Written exercise: Repeat the listing in full, word for word.
**********
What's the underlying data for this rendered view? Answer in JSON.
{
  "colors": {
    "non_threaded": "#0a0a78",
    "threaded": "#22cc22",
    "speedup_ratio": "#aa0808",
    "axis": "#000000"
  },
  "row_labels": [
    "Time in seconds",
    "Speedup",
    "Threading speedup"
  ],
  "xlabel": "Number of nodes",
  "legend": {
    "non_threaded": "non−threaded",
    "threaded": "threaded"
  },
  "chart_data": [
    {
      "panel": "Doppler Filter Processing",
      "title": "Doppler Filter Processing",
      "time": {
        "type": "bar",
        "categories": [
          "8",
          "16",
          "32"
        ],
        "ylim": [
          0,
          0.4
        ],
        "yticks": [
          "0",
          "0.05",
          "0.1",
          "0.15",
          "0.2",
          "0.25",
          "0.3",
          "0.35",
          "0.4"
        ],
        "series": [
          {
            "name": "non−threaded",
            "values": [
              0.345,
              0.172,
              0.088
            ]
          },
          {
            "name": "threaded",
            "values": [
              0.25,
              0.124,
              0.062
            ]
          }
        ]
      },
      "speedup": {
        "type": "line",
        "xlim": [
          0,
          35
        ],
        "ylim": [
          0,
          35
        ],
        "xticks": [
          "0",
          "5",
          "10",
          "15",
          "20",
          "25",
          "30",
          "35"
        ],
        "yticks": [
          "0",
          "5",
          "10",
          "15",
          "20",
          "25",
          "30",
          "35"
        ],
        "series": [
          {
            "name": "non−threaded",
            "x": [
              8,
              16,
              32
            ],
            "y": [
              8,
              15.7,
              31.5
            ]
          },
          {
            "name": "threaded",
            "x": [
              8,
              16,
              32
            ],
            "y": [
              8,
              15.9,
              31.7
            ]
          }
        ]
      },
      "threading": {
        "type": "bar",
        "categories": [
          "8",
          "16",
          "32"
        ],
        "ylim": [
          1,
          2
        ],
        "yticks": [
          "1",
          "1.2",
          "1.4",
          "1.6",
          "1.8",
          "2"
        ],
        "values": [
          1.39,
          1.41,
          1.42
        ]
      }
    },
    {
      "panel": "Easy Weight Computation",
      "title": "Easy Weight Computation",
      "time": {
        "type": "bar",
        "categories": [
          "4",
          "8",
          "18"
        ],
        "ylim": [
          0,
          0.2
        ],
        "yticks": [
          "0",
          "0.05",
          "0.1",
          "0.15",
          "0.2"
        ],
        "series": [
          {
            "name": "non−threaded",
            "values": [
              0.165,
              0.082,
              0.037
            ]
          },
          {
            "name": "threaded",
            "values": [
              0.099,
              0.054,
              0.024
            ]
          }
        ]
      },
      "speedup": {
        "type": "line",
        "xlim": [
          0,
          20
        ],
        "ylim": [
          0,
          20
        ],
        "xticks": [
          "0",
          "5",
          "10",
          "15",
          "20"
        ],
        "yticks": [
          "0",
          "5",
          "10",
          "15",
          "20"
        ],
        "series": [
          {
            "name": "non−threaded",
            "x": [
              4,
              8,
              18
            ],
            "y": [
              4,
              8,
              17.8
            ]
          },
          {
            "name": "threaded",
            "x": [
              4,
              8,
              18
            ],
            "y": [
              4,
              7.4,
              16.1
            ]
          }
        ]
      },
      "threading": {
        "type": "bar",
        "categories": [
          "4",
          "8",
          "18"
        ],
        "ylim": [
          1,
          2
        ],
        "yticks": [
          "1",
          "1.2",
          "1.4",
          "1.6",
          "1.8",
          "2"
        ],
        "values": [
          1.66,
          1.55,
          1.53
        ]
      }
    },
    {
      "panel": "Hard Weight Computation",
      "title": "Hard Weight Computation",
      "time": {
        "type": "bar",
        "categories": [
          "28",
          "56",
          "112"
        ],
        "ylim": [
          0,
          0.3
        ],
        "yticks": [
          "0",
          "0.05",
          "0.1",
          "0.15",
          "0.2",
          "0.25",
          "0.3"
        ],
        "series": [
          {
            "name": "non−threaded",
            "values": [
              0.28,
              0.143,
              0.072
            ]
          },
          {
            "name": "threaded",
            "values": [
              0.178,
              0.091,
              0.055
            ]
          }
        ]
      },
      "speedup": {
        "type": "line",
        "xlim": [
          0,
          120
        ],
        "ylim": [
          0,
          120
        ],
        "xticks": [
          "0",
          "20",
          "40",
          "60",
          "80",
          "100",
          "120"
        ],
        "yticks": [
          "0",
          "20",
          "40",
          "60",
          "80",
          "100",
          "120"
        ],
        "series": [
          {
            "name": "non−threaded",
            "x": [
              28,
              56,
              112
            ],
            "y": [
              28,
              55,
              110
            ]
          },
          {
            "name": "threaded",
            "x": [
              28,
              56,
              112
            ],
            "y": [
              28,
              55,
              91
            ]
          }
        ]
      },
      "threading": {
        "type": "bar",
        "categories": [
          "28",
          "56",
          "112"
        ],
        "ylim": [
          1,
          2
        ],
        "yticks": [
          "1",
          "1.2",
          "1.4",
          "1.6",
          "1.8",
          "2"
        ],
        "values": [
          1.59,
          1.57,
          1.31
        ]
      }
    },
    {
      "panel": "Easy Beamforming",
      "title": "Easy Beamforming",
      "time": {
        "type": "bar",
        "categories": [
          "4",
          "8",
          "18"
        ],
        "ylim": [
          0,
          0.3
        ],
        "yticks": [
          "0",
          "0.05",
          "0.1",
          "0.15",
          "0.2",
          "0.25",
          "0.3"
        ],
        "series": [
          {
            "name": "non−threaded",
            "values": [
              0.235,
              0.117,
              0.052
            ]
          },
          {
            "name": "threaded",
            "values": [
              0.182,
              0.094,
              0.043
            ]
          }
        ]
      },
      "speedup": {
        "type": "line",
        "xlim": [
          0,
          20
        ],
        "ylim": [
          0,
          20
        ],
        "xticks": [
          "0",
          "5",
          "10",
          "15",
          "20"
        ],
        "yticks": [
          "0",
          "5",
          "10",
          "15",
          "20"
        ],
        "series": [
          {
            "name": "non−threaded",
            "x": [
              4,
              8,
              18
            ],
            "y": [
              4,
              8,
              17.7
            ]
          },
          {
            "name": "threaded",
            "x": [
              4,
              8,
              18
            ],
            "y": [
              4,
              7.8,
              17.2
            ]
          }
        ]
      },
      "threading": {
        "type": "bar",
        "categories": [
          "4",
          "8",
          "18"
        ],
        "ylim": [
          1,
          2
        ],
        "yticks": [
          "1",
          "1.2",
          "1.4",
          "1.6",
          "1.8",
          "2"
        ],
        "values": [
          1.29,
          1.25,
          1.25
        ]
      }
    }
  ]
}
**********
Task result:
What's the underlying data for this rendered view? Answer in JSON.
{
  "colors": {
    "non_threaded": "#0a0a78",
    "threaded": "#22cc22",
    "speedup_ratio": "#aa0808",
    "axis": "#000000"
  },
  "row_labels": [
    "Time in seconds",
    "Speedup",
    "Threading speedup"
  ],
  "xlabel": "Number of nodes",
  "legend": {
    "non_threaded": "non−threaded",
    "threaded": "threaded"
  },
  "chart_data": [
    {
      "panel": "Doppler Filter Processing",
      "title": "Doppler Filter Processing",
      "time": {
        "type": "bar",
        "categories": [
          "8",
          "16",
          "32"
        ],
        "ylim": [
          0,
          0.4
        ],
        "yticks": [
          "0",
          "0.05",
          "0.1",
          "0.15",
          "0.2",
          "0.25",
          "0.3",
          "0.35",
          "0.4"
        ],
        "series": [
          {
            "name": "non−threaded",
            "values": [
              0.345,
              0.172,
              0.088
            ]
          },
          {
            "name": "threaded",
            "values": [
              0.25,
              0.124,
              0.062
            ]
          }
        ]
      },
      "speedup": {
        "type": "line",
        "xlim": [
          0,
          35
        ],
        "ylim": [
          0,
          35
        ],
        "xticks": [
          "0",
          "5",
          "10",
          "15",
          "20",
          "25",
          "30",
          "35"
        ],
        "yticks": [
          "0",
          "5",
          "10",
          "15",
          "20",
          "25",
          "30",
          "35"
        ],
        "series": [
          {
            "name": "non−threaded",
            "x": [
              8,
              16,
              32
            ],
            "y": [
              8,
              15.7,
              31.5
            ]
          },
          {
            "name": "threaded",
            "x": [
              8,
              16,
              32
            ],
            "y": [
              8,
              15.9,
              31.7
            ]
          }
        ]
      },
      "threading": {
        "type": "bar",
        "categories": [
          "8",
          "16",
          "32"
        ],
        "ylim": [
          1,
          2
        ],
        "yticks": [
          "1",
          "1.2",
          "1.4",
          "1.6",
          "1.8",
          "2"
        ],
        "values": [
          1.39,
          1.41,
          1.42
        ]
      }
    },
    {
      "panel": "Easy Weight Computation",
      "title": "Easy Weight Computation",
      "time": {
        "type": "bar",
        "categories": [
          "4",
          "8",
          "18"
        ],
        "ylim": [
          0,
          0.2
        ],
        "yticks": [
          "0",
          "0.05",
          "0.1",
          "0.15",
          "0.2"
        ],
        "series": [
          {
            "name": "non−threaded",
            "values": [
              0.165,
              0.082,
              0.037
            ]
          },
          {
            "name": "threaded",
            "values": [
              0.099,
              0.054,
              0.024
            ]
          }
        ]
      },
      "speedup": {
        "type": "line",
        "xlim": [
          0,
          20
        ],
        "ylim": [
          0,
          20
        ],
        "xticks": [
          "0",
          "5",
          "10",
          "15",
          "20"
        ],
        "yticks": [
          "0",
          "5",
          "10",
          "15",
          "20"
        ],
        "series": [
          {
            "name": "non−threaded",
            "x": [
              4,
              8,
              18
            ],
            "y": [
              4,
              8,
              17.8
            ]
          },
          {
            "name": "threaded",
            "x": [
              4,
              8,
              18
            ],
            "y": [
              4,
              7.4,
              16.1
            ]
          }
        ]
      },
      "threading": {
        "type": "bar",
        "categories": [
          "4",
          "8",
          "18"
        ],
        "ylim": [
          1,
          2
        ],
        "yticks": [
          "1",
          "1.2",
          "1.4",
          "1.6",
          "1.8",
          "2"
        ],
        "values": [
          1.66,
          1.55,
          1.53
        ]
      }
    },
    {
      "panel": "Hard Weight Computation",
      "title": "Hard Weight Computation",
      "time": {
        "type": "bar",
        "categories": [
          "28",
          "56",
          "112"
        ],
        "ylim": [
          0,
          0.3
        ],
        "yticks": [
          "0",
          "0.05",
          "0.1",
          "0.15",
          "0.2",
          "0.25",
          "0.3"
        ],
        "series": [
          {
            "name": "non−threaded",
            "values": [
              0.28,
              0.143,
              0.072
            ]
          },
          {
            "name": "threaded",
            "values": [
              0.178,
              0.091,
              0.055
            ]
          }
        ]
      },
      "speedup": {
        "type": "line",
        "xlim": [
          0,
          120
        ],
        "ylim": [
          0,
          120
        ],
        "xticks": [
          "0",
          "20",
          "40",
          "60",
          "80",
          "100",
          "120"
        ],
        "yticks": [
          "0",
          "20",
          "40",
          "60",
          "80",
          "100",
          "120"
        ],
        "series": [
          {
            "name": "non−threaded",
            "x": [
              28,
              56,
              112
            ],
            "y": [
              28,
              55,
              110
            ]
          },
          {
            "name": "threaded",
            "x": [
              28,
              56,
              112
            ],
            "y": [
              28,
              55,
              91
            ]
          }
        ]
      },
      "threading": {
        "type": "bar",
        "categories": [
          "28",
          "56",
          "112"
        ],
        "ylim": [
          1,
          2
        ],
        "yticks": [
          "1",
          "1.2",
          "1.4",
          "1.6",
          "1.8",
          "2"
        ],
        "values": [
          1.59,
          1.57,
          1.31
        ]
      }
    },
    {
      "panel": "Easy Beamforming",
      "title": "Easy Beamforming",
      "time": {
        "type": "bar",
        "categories": [
          "4",
          "8",
          "18"
        ],
        "ylim": [
          0,
          0.3
        ],
        "yticks": [
          "0",
          "0.05",
          "0.1",
          "0.15",
          "0.2",
          "0.25",
          "0.3"
        ],
        "series": [
          {
            "name": "non−threaded",
            "values": [
              0.235,
              0.117,
              0.052
            ]
          },
          {
            "name": "threaded",
            "values": [
              0.182,
              0.094,
              0.043
            ]
          }
        ]
      },
      "speedup": {
        "type": "line",
        "xlim": [
          0,
          20
        ],
        "ylim": [
          0,
          20
        ],
        "xticks": [
          "0",
          "5",
          "10",
          "15",
          "20"
        ],
        "yticks": [
          "0",
          "5",
          "10",
          "15",
          "20"
        ],
        "series": [
          {
            "name": "non−threaded",
            "x": [
              4,
              8,
              18
            ],
            "y": [
              4,
              8,
              17.7
            ]
          },
          {
            "name": "threaded",
            "x": [
              4,
              8,
              18
            ],
            "y": [
              4,
              7.8,
              17.2
            ]
          }
        ]
      },
      "threading": {
        "type": "bar",
        "categories": [
          "4",
          "8",
          "18"
        ],
        "ylim": [
          1,
          2
        ],
        "yticks": [
          "1",
          "1.2",
          "1.4",
          "1.6",
          "1.8",
          "2"
        ],
        "values": [
          1.29,
          1.25,
          1.25
        ]
      }
    }
  ]
}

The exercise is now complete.